Gather up all lines that carry the word "hereafter".

Saved entries

◆ ◆ ◆ ◆

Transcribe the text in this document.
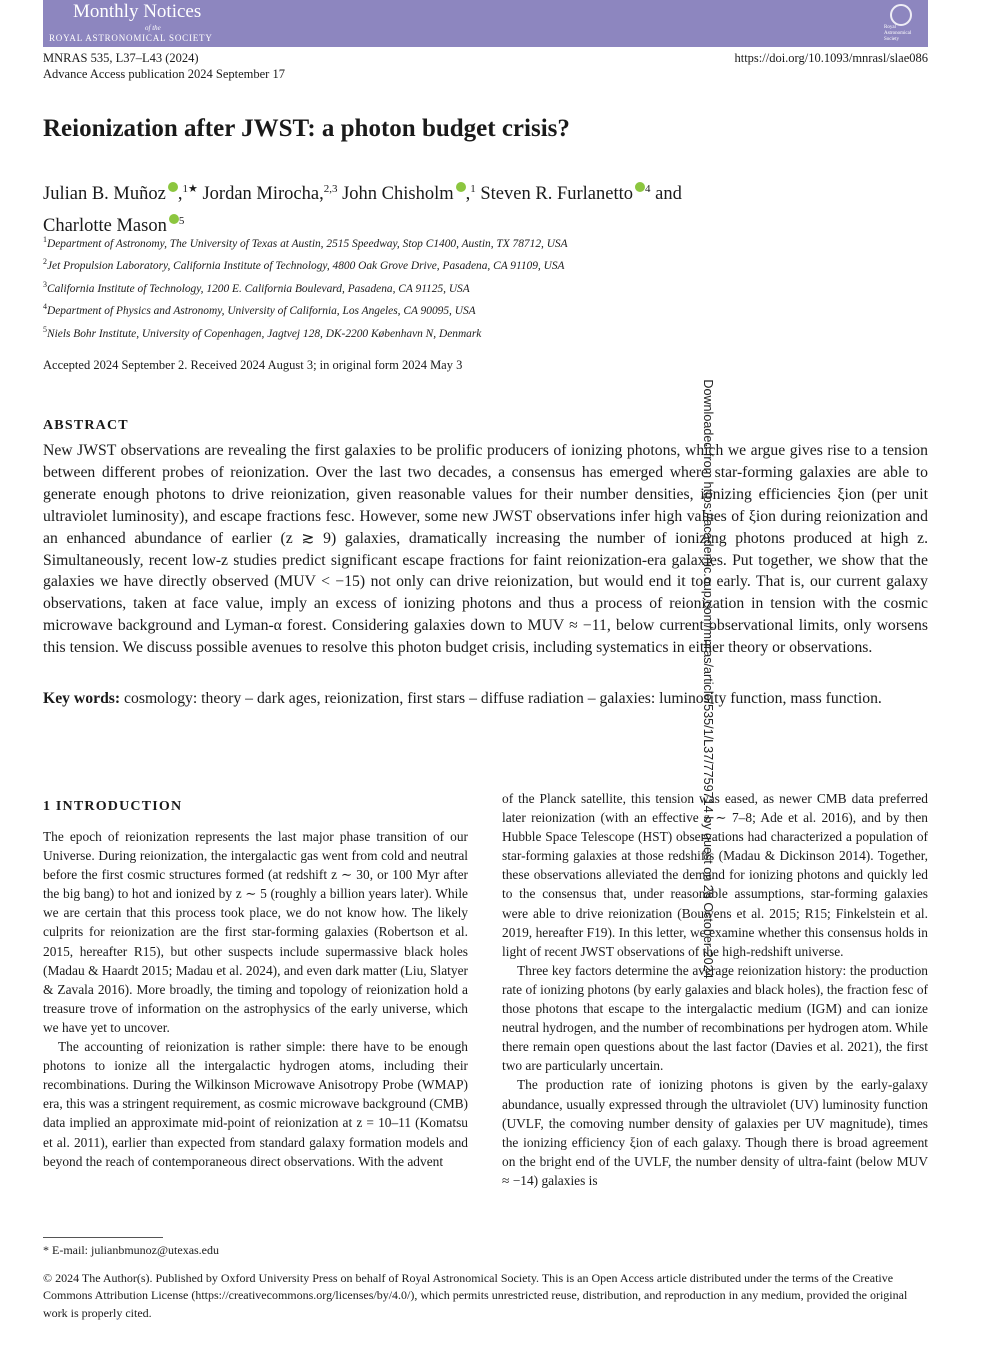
Monthly Notices
of the
ROYAL ASTRONOMICAL SOCIETY
Royal Astronomical Society
MNRAS 535, L37–L43 (2024)
Advance Access publication 2024 September 17
https://doi.org/10.1093/mnrasl/slae086
Reionization after JWST: a photon budget crisis?
Julian B. Muñoz ,$^{1★}$ Jordan Mirocha,$^{2,3}$ John Chisholm ,$^1$ Steven R. Furlanetto $^4$ and
Charlotte Mason $^5$
$^1$Department of Astronomy, The University of Texas at Austin, 2515 Speedway, Stop C1400, Austin, TX 78712, USA
$^2$Jet Propulsion Laboratory, California Institute of Technology, 4800 Oak Grove Drive, Pasadena, CA 91109, USA
$^3$California Institute of Technology, 1200 E. California Boulevard, Pasadena, CA 91125, USA
$^4$Department of Physics and Astronomy, University of California, Los Angeles, CA 90095, USA
$^5$Niels Bohr Institute, University of Copenhagen, Jagtvej 128, DK-2200 København N, Denmark
Accepted 2024 September 2. Received 2024 August 3; in original form 2024 May 3
ABSTRACT
New JWST observations are revealing the first galaxies to be prolific producers of ionizing photons, which we argue gives rise to a tension between different probes of reionization. Over the last two decades, a consensus has emerged where star-forming galaxies are able to generate enough photons to drive reionization, given reasonable values for their number densities, ionizing efficiencies ξion (per unit ultraviolet luminosity), and escape fractions fesc. However, some new JWST observations infer high values of ξion during reionization and an enhanced abundance of earlier (z ≳ 9) galaxies, dramatically increasing the number of ionizing photons produced at high z. Simultaneously, recent low-z studies predict significant escape fractions for faint reionization-era galaxies. Put together, we show that the galaxies we have directly observed (MUV < −15) not only can drive reionization, but would end it too early. That is, our current galaxy observations, taken at face value, imply an excess of ionizing photons and thus a process of reionization in tension with the cosmic microwave background and Lyman-α forest. Considering galaxies down to MUV ≈ −11, below current observational limits, only worsens this tension. We discuss possible avenues to resolve this photon budget crisis, including systematics in either theory or observations.
Key words: cosmology: theory – dark ages, reionization, first stars – diffuse radiation – galaxies: luminosity function, mass function.
1 INTRODUCTION

The epoch of reionization represents the last major phase transition of our Universe. During reionization, the intergalactic gas went from cold and neutral before the first cosmic structures formed (at redshift z ∼ 30, or 100 Myr after the big bang) to hot and ionized by z ∼ 5 (roughly a billion years later). While we are certain that this process took place, we do not know how. The likely culprits for reionization are the first star-forming galaxies (Robertson et al. 2015, hereafter R15), but other suspects include supermassive black holes (Madau & Haardt 2015; Madau et al. 2024), and even dark matter (Liu, Slatyer & Zavala 2016). More broadly, the timing and topology of reionization hold a treasure trove of information on the astrophysics of the early universe, which we have yet to uncover.

The accounting of reionization is rather simple: there have to be enough photons to ionize all the intergalactic hydrogen atoms, including their recombinations. During the Wilkinson Microwave Anisotropy Probe (WMAP) era, this was a stringent requirement, as cosmic microwave background (CMB) data implied an approximate mid-point of reionization at z = 10–11 (Komatsu et al. 2011), earlier than expected from standard galaxy formation models and beyond the reach of contemporaneous direct observations. With the advent

of the Planck satellite, this tension was eased, as newer CMB data preferred later reionization (with an effective z ∼ 7–8; Ade et al. 2016), and by then Hubble Space Telescope (HST) observations had characterized a population of star-forming galaxies at those redshifts (Madau & Dickinson 2014). Together, these observations alleviated the demand for ionizing photons and quickly led to the consensus that, under reasonable assumptions, star-forming galaxies were able to drive reionization (Bouwens et al. 2015; R15; Finkelstein et al. 2019, hereafter F19). In this letter, we examine whether this consensus holds in light of recent JWST observations of the high-redshift universe.

Three key factors determine the average reionization history: the production rate of ionizing photons (by early galaxies and black holes), the fraction fesc of those photons that escape to the intergalactic medium (IGM) and can ionize neutral hydrogen, and the number of recombinations per hydrogen atom. While there remain open questions about the last factor (Davies et al. 2021), the first two are particularly uncertain.

The production rate of ionizing photons is given by the early-galaxy abundance, usually expressed through the ultraviolet (UV) luminosity function (UVLF, the comoving number density of galaxies per UV magnitude), times the ionizing efficiency ξion of each galaxy. Though there is broad agreement on the bright end of the UVLF, the number density of ultra-faint (below MUV ≈ −14) galaxies is

* E-mail: julianbmunoz@utexas.edu
© 2024 The Author(s). Published by Oxford University Press on behalf of Royal Astronomical Society. This is an Open Access article distributed under the terms of the Creative Commons Attribution License (https://creativecommons.org/licenses/by/4.0/), which permits unrestricted reuse, distribution, and reproduction in any medium, provided the original work is properly cited.
Downloaded from https://academic.oup.com/mnras/article/535/1/L37/7759714 by guest on 28 October 2024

◆ ◆ ◆ ◆

● **PROBLEM SOLUTION**
The epoch of reionization represents the last major phase transition of our Universe. During reionization, the intergalactic gas went from cold and neutral before the first cosmic structures formed (at redshift z ∼ 30, or 100 Myr after the big bang) to hot and ionized by z ∼ 5 (roughly a billion years later). While we are certain that this process took place, we do not know how. The likely culprits for reionization are the first star-forming galaxies (Robertson et al. 2015, hereafter R15), but other suspects include supermassive black holes (Madau & Haardt 2015; Madau et al. 2024), and even dark matter (Liu, Slatyer & Zavala 2016). More broadly, the timing and topology of reionization hold a treasure trove of information on the astrophysics of the early universe, which we have yet to uncover.
of the Planck satellite, this tension was eased, as newer CMB data preferred later reionization (with an effective z ∼ 7–8; Ade et al. 2016), and by then Hubble Space Telescope (HST) observations had characterized a population of star-forming galaxies at those redshifts (Madau & Dickinson 2014). Together, these observations alleviated the demand for ionizing photons and quickly led to the consensus that, under reasonable assumptions, star-forming galaxies were able to drive reionization (Bouwens et al. 2015; R15; Finkelstein et al. 2019, hereafter F19). In this letter, we examine whether this consensus holds in light of recent JWST observations of the high-redshift universe.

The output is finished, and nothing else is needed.